### Consignes écrites
(A) Expliquez en une à trois phrases pourquoi, d'après le passage, le recentrage sur soi-même est déshumanisant.
(B) Recopiez mot pour mot, s'il vous plaît, la partie du passage qui s'ouvre sur les mots « Plus on se croit un individu » et se termine par « commune de sens. ».

### Passage proposé

════

L’idéal du “connais-toi toi-même” mal compris, ensuite. Socrate disait par là qu’il fallait accepter sa juste place d’Homme (somme toute, pas grand chose…) et sa rationalité limitée pour philosopher. Au lieu d’entendre cette phrase comme un appel à l’humilité et à l’esprit critique, on en pervertit régulièrement le sens. Le discours ambiant du développement personnel en fait une invitation à s’explorer soi-même comme une pyramide d’Égypte, comme si nous étions uniques et porteurs de trésors infinis qu’il serait un crime de ne pas révéler au monde. Et pendant qu’on cherche inutilement les merveilles de son petit moi, on oublie de se demander ce qu’on a de commun avec son voisin, comment on peut se relier à lui et construire quelque chose de signifiant pour la communauté.
Plus on se croit un individu dissocié du groupe, plus on se croit unique, plus on se prend pour un sujet d’étude palpitant, et plus on s’éloigne de la communauté des humains. Et le danger, c’est qu’en étant séparé symboliquement de l’autre, on ne peut plus réussir à se penser soi-même comme un Homme. On ne peut plus se relier. Et on est piégé à l’extérieur du groupe ! Comme dit Aristote, si on n’appartient pas à la cité, on est une bête ou un dieu, mais pas un Homme. Le recentrage sur soi-même tel qu’on le valorise dans la doxa est déshumanisant au possible. Et c’est pour ça que toute éducation réussie, toute thérapie réussie, tout processus de changement réussi doivent permettre une ouverture vers l’autre, une réinvention de sa place dans le groupe, l’acceptation de sa part d’humanité reliée à celle de l’autre, dans la construction commune de sens.
Nous parlions de changement. Or, l’idée même de changement semble revêtir aujourd’hui une signification étroite, binaire : changer, c’est aller mieux, ou voir son état empirer. Or, changer, ça n’est pas que ça…
Oui, il y a deux façons de penser le changement. Une basée sur la notion de progrès et l’autre sur la notion d’altérité.
Devenir mieux, ou moins bien, c’est penser le changement comme une échelle, cela s’évalue en terme de mesure. Il y a une trajectoire à suivre, des étapes, un point final qui permettrait de dire qu’on est enfin arrivé au top du top de la perfection. Derrière cela se cache un idéal de la transformation contrôlable de l’extérieur. Bref, une négation de tout ce qui nous échappe.

════

### Enregistrements fournis
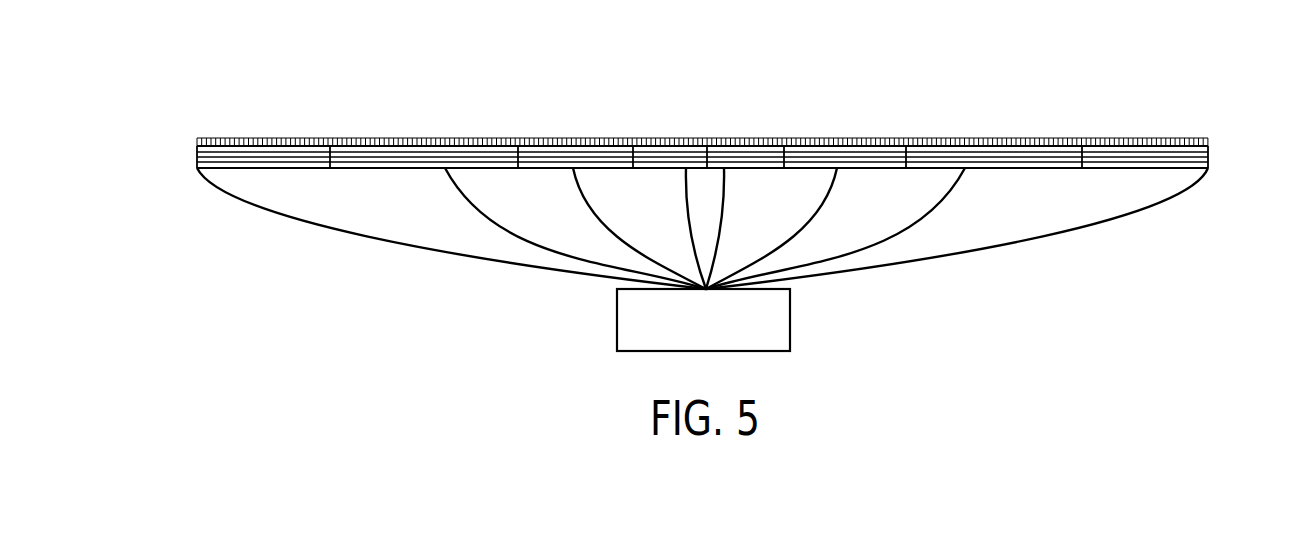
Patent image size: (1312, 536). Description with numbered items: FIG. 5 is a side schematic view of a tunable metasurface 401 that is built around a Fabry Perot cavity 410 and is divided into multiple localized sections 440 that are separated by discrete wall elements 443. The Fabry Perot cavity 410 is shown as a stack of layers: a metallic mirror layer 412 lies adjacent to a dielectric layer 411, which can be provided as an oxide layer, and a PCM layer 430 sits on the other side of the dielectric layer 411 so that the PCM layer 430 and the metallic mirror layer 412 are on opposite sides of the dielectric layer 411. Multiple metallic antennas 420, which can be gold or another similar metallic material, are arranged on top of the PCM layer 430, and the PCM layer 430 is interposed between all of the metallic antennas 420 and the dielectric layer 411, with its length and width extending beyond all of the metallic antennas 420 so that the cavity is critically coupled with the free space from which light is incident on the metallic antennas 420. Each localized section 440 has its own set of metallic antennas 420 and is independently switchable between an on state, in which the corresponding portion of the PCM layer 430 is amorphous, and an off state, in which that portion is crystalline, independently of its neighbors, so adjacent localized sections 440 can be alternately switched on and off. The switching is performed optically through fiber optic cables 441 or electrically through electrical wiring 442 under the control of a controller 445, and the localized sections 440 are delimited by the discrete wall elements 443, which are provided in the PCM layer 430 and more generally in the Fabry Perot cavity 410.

The tunable metasurface 401 is at (176, 121).
The Fabry Perot cavity 410 is at (190, 168).
The dielectric layer 411 is at (1208, 157).
The metallic mirror layer 412 is at (1208, 168).
The metallic antennas 420 is at (1023, 138).
The PCM layer 430 is at (1208, 147).
The localized sections 440 is at (1054, 209).
The fiber optic cables 441 is at (497, 222).
The electrical wiring 442 is at (720, 245).
The discrete wall elements 443 is at (333, 150).
The controller 445 is at (690, 335).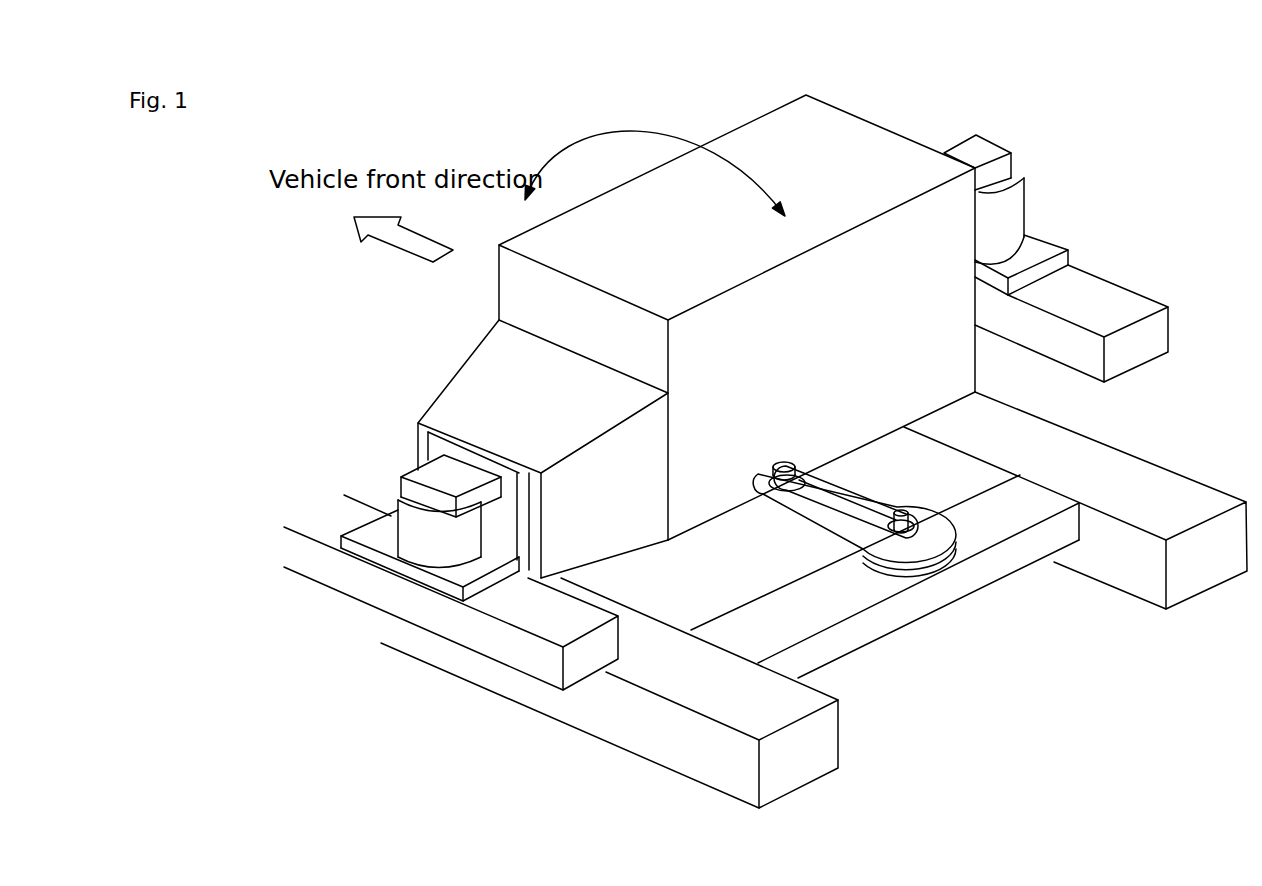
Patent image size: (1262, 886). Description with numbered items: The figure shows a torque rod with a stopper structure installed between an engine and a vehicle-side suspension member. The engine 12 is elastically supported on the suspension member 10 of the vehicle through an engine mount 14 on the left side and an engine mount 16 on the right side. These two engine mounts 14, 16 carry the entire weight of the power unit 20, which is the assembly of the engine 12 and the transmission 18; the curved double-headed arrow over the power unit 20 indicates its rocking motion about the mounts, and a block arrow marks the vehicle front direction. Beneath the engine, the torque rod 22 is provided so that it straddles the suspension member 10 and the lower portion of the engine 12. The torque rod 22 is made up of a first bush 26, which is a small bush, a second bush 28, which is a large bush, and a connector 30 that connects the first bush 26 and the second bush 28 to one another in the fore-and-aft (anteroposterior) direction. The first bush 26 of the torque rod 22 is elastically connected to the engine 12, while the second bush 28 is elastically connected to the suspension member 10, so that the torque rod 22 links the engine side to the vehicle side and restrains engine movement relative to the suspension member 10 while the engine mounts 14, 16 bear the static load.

The suspension member 10 is at (1175, 468).
The engine 12 is at (787, 102).
The engine mount 14 is at (388, 538).
The engine mount 16 is at (1028, 212).
The transmission 18 is at (462, 367).
The power unit 20 is at (683, 117).
The torque rod 22 is at (871, 492).
The first bush 26 is at (783, 462).
The second bush 28 is at (945, 518).
The connector 30 is at (806, 540).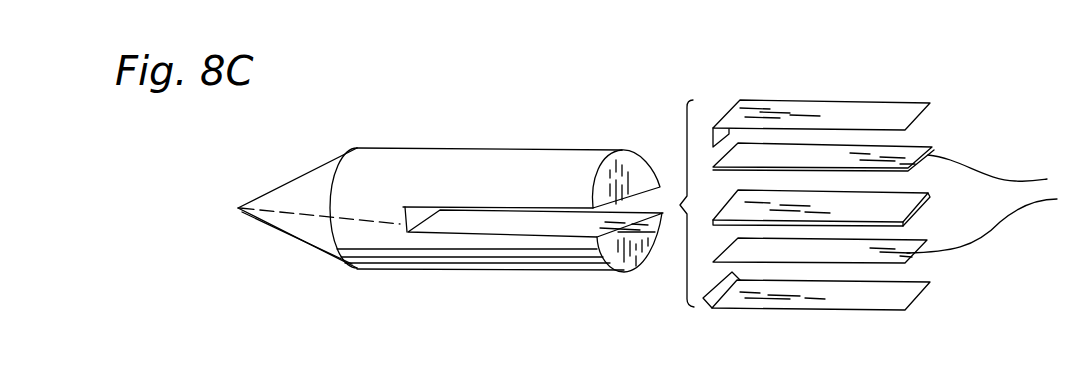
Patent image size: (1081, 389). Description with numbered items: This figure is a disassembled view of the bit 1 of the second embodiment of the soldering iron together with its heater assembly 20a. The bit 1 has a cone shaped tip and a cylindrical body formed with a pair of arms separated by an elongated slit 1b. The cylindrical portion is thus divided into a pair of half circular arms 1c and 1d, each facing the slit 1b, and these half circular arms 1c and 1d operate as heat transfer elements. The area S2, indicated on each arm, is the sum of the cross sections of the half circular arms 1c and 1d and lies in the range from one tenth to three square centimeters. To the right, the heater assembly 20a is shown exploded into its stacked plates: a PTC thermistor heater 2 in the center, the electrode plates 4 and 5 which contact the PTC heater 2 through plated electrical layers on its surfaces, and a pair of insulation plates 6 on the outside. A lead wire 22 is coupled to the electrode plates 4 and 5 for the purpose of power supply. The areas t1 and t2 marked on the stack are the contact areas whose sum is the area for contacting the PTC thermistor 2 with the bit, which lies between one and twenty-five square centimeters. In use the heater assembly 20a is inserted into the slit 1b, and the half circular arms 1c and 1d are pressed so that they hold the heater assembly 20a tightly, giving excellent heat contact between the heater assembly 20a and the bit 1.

The bit 1 is at (430, 166).
The elongated slit 1b is at (562, 223).
The half circular arm 1c is at (630, 172).
The half circular arm 1d is at (648, 248).
The cross-sectional area of half circular arms S2 is at (678, 137).
The heater assembly 20a is at (676, 112).
The insulation plates 6 is at (907, 108).
The electrode plate 4 is at (922, 150).
The PTC thermistor heater 2 is at (917, 209).
The electrode plate 5 is at (913, 260).
The lead wire 22 is at (1030, 203).
The contact area t1 is at (822, 192).
The contact area t2 is at (800, 223).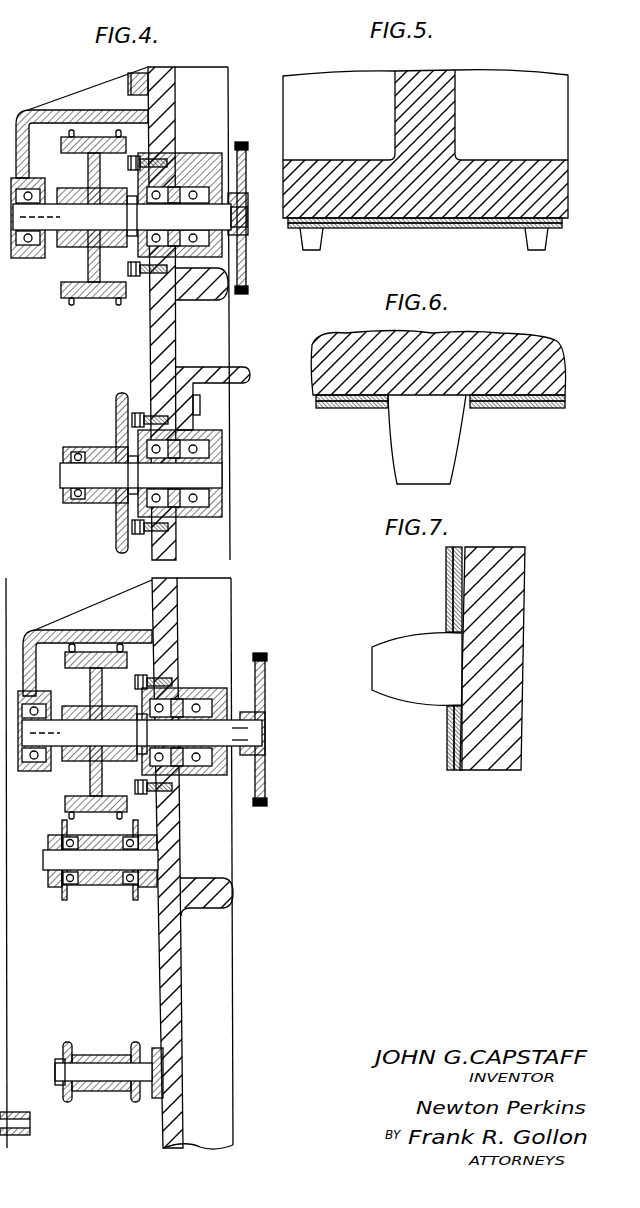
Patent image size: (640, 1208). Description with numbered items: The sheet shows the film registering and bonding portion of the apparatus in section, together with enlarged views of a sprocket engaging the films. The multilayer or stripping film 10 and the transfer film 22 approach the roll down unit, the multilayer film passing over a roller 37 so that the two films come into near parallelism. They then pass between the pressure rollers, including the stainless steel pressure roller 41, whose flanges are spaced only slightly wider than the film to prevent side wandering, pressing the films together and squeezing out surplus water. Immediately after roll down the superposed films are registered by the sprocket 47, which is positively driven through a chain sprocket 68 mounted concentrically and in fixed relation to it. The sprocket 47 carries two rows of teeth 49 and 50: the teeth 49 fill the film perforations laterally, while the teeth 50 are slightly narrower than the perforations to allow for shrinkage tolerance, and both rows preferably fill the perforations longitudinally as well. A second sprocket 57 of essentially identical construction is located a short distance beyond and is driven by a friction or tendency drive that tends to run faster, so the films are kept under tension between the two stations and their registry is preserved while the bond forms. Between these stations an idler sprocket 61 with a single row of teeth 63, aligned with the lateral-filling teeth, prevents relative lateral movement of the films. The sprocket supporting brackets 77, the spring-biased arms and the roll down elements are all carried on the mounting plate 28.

In FIG. 5, the multilayer or stripping film 10 is at (432, 228).
In FIG. 6, the multilayer or stripping film 10 is at (317, 402).
In FIG. 7, the multilayer or stripping film 10 is at (458, 548).
In FIG. 5, the transfer film 22 is at (388, 228).
In FIG. 6, the transfer film 22 is at (365, 408).
In FIG. 7, the transfer film 22 is at (446, 591).
In FIG. 4, the mounting plate 28 is at (172, 943).
In FIG. 4, the roller 37 is at (68, 1046).
In FIG. 4, the pressure roller 41 is at (84, 895).
In FIG. 4, the sprocket 47 is at (72, 800).
In FIG. 5, the sprocket 47 is at (470, 200).
In FIG. 6, the sprocket 47 is at (492, 338).
In FIG. 7, the sprocket 47 is at (505, 648).
In FIG. 4, the row of teeth 49 is at (120, 644).
In FIG. 5, the row of teeth 49 is at (538, 242).
In FIG. 7, the row of teeth 49 is at (404, 690).
In FIG. 4, the row of teeth 50 is at (72, 644).
In FIG. 5, the row of teeth 50 is at (318, 240).
In FIG. 6, the row of teeth 50 is at (447, 448).
In FIG. 4, the second sprocket 57 is at (62, 292).
In FIG. 4, the idler sprocket 61 is at (117, 523).
In FIG. 4, the row of teeth 63 is at (117, 394).
In FIG. 4, the sprocket 68 is at (266, 672).
In FIG. 4, the sprocket supporting bracket 77 is at (30, 118).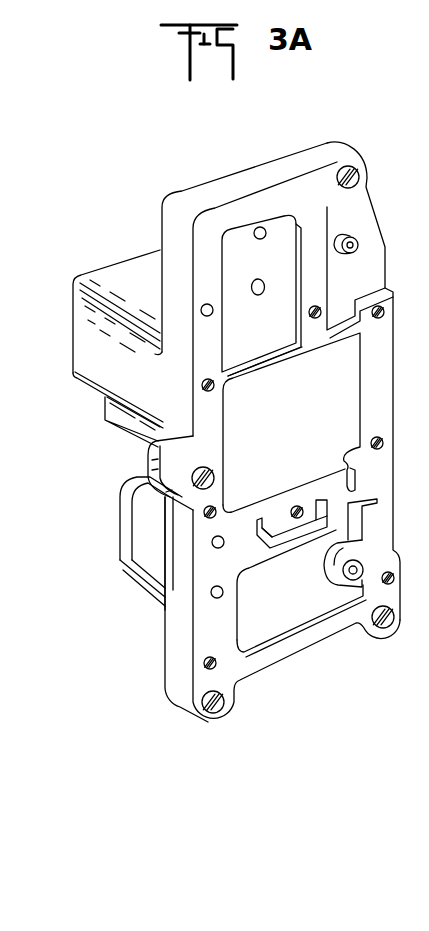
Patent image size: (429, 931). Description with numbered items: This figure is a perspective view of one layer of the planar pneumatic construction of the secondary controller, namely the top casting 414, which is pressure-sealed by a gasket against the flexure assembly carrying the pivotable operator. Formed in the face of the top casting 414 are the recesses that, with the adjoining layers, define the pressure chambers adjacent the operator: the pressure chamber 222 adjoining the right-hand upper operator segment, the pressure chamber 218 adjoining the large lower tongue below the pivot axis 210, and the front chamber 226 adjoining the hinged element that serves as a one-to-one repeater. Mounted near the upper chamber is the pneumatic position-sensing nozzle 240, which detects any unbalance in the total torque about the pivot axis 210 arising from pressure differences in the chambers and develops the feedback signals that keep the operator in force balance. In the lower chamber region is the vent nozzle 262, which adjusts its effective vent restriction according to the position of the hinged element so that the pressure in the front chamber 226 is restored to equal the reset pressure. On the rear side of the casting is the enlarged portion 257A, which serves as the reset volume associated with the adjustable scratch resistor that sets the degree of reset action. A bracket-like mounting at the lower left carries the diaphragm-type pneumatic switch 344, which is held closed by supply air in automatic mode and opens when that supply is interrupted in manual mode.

The top casting 414 is at (288, 428).
The enlarged portion 257A is at (123, 272).
The pneumatic position-sensing nozzle 240 is at (355, 240).
The pressure chamber 222 is at (278, 336).
The pivot axis 210 is at (290, 358).
The pressure chamber 218 is at (290, 442).
The front chamber 226 is at (298, 609).
The vent nozzle 262 is at (368, 560).
The diaphragm-type pneumatic switch 344 is at (117, 573).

════

### Corrigés par consigne
(A) Plus on se croit unique et dissocié du groupe, plus on s'éloigne de la communauté des humains. Séparé symboliquement de l'autre, on ne peut plus se penser soi-même comme un Homme ni se relier, et l'on reste piégé à l'extérieur du groupe. Comme le dit Aristote, celui qui n'appartient pas à la cité est une bête ou un dieu, mais pas un Homme.

(B)
Plus on se croit un individu dissocié du groupe, plus on se croit unique, plus on se prend pour un sujet d’étude palpitant, et plus on s’éloigne de la communauté des humains. Et le danger, c’est qu’en étant séparé symboliquement de l’autre, on ne peut plus réussir à se penser soi-même comme un Homme. On ne peut plus se relier. Et on est piégé à l’extérieur du groupe ! Comme dit Aristote, si on n’appartient pas à la cité, on est une bête ou un dieu, mais pas un Homme. Le recentrage sur soi-même tel qu’on le valorise dans la doxa est déshumanisant au possible. Et c’est pour ça que toute éducation réussie, toute thérapie réussie, tout processus de changement réussi doivent permettre une ouverture vers l’autre, une réinvention de sa place dans le groupe, l’acceptation de sa part d’humanité reliée à celle de l’autre, dans la construction commune de sens.